== Task material
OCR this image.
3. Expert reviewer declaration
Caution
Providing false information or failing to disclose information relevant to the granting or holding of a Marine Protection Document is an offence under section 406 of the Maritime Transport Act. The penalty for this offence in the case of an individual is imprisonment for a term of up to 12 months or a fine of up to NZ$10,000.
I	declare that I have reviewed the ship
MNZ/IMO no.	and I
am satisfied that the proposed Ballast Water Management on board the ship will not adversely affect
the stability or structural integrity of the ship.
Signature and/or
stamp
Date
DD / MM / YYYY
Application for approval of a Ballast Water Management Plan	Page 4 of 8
====
== Task material
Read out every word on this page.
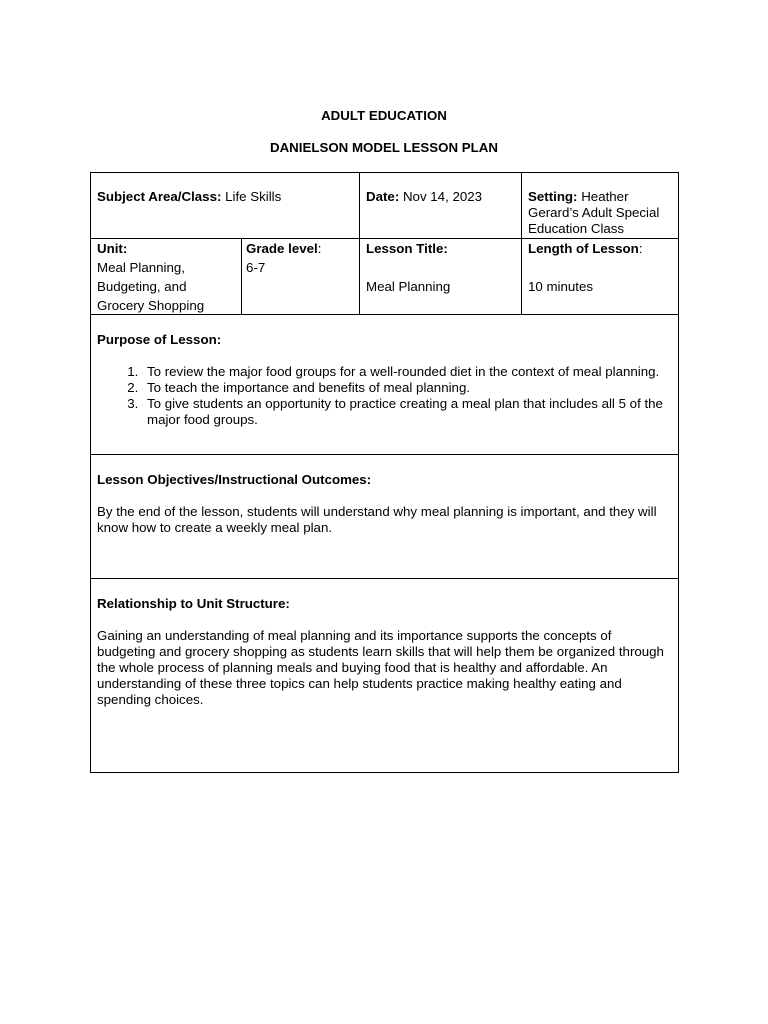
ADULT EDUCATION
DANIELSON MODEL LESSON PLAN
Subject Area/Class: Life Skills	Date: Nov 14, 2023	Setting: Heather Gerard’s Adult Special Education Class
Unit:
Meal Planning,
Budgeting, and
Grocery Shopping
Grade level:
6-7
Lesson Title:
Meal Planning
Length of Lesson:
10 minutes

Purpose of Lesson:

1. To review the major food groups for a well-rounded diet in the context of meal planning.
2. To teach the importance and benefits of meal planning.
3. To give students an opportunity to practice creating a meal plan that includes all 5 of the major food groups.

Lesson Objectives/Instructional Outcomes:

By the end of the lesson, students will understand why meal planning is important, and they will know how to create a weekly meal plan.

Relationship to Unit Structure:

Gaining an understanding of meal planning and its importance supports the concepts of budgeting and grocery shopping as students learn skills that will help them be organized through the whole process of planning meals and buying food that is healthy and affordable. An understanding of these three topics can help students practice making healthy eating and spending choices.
====
» **Instructions for the task**: Using the listing above, work out how many of its lines include "Ballast", and give only the result.

» **Answer to the problem**: 2